Task goal:
Every entry below should be printed exactly, without its images.

Record excerpts:
## BEGIN

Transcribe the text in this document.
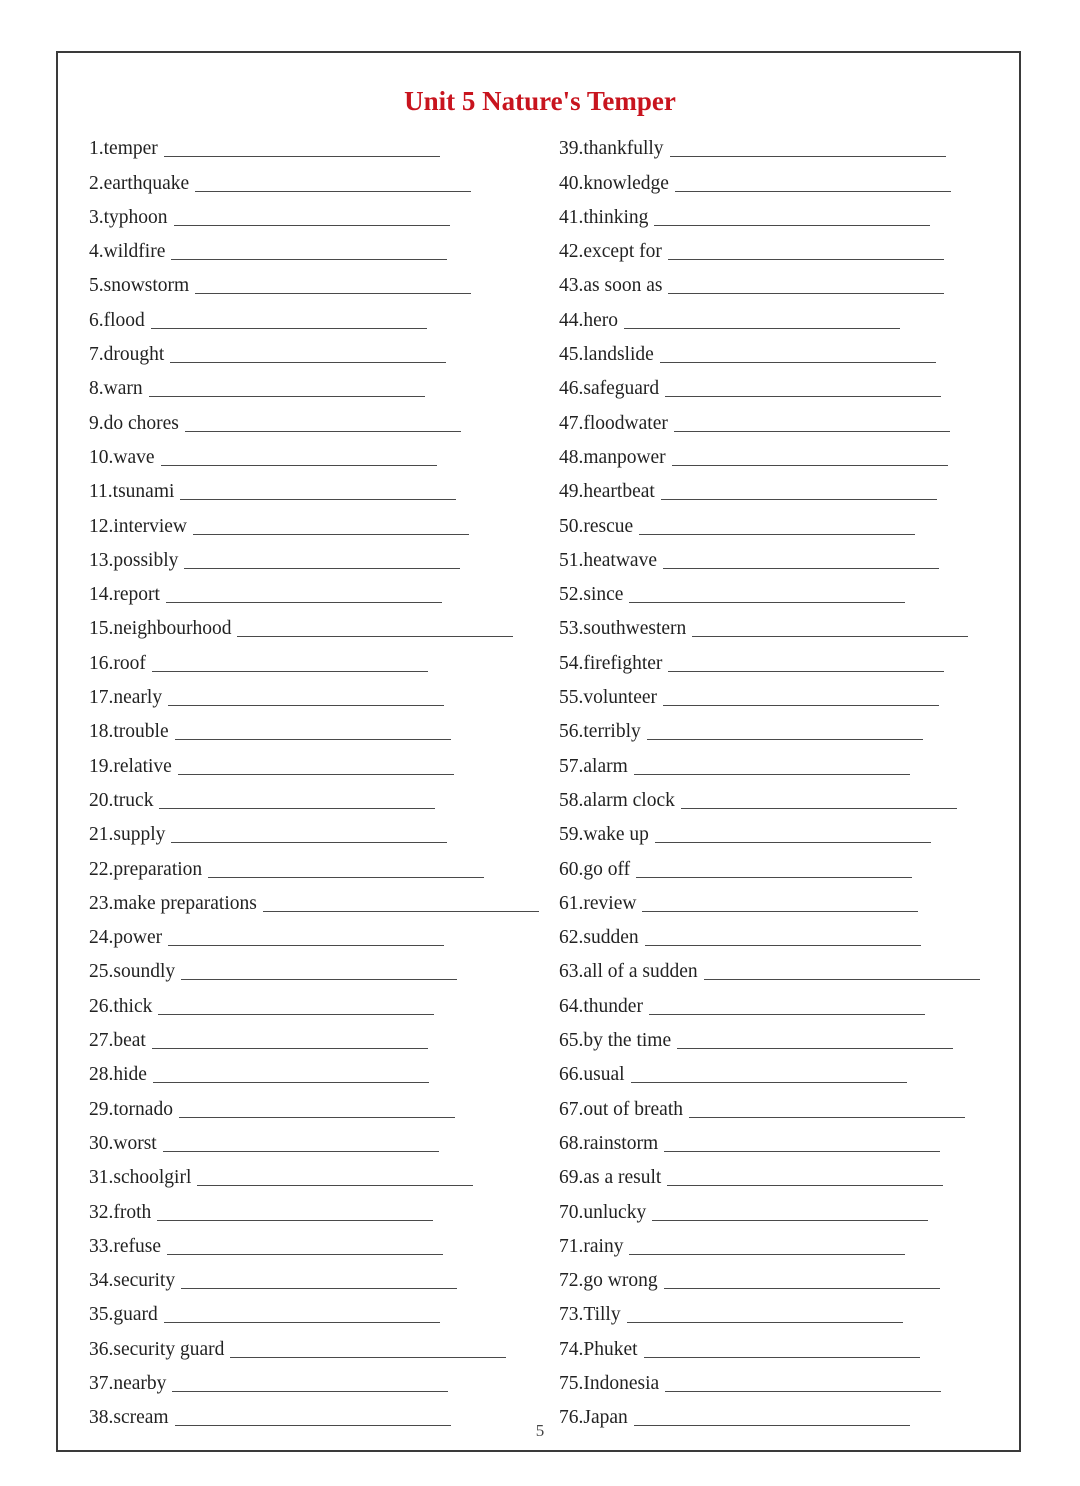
Unit 5 Nature's Temper
1.temper
2.earthquake
3.typhoon
4.wildfire
5.snowstorm
6.flood
7.drought
8.warn
9.do chores
10.wave
11.tsunami
12.interview
13.possibly
14.report
15.neighbourhood
16.roof
17.nearly
18.trouble
19.relative
20.truck
21.supply
22.preparation
23.make preparations
24.power
25.soundly
26.thick
27.beat
28.hide
29.tornado
30.worst
31.schoolgirl
32.froth
33.refuse
34.security
35.guard
36.security guard
37.nearby
38.scream
39.thankfully
40.knowledge
41.thinking
42.except for
43.as soon as
44.hero
45.landslide
46.safeguard
47.floodwater
48.manpower
49.heartbeat
50.rescue
51.heatwave
52.since
53.southwestern
54.firefighter
55.volunteer
56.terribly
57.alarm
58.alarm clock
59.wake up
60.go off
61.review
62.sudden
63.all of a sudden
64.thunder
65.by the time
66.usual
67.out of breath
68.rainstorm
69.as a result
70.unlucky
71.rainy
72.go wrong
73.Tilly
74.Phuket
75.Indonesia
76.Japan
5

## END

Exercise result:
Transcribe the text in this document.
Unit 5 Nature's Temper
1.temper
2.earthquake
3.typhoon
4.wildfire
5.snowstorm
6.flood
7.drought
8.warn
9.do chores
10.wave
11.tsunami
12.interview
13.possibly
14.report
15.neighbourhood
16.roof
17.nearly
18.trouble
19.relative
20.truck
21.supply
22.preparation
23.make preparations
24.power
25.soundly
26.thick
27.beat
28.hide
29.tornado
30.worst
31.schoolgirl
32.froth
33.refuse
34.security
35.guard
36.security guard
37.nearby
38.scream
39.thankfully
40.knowledge
41.thinking
42.except for
43.as soon as
44.hero
45.landslide
46.safeguard
47.floodwater
48.manpower
49.heartbeat
50.rescue
51.heatwave
52.since
53.southwestern
54.firefighter
55.volunteer
56.terribly
57.alarm
58.alarm clock
59.wake up
60.go off
61.review
62.sudden
63.all of a sudden
64.thunder
65.by the time
66.usual
67.out of breath
68.rainstorm
69.as a result
70.unlucky
71.rainy
72.go wrong
73.Tilly
74.Phuket
75.Indonesia
76.Japan
5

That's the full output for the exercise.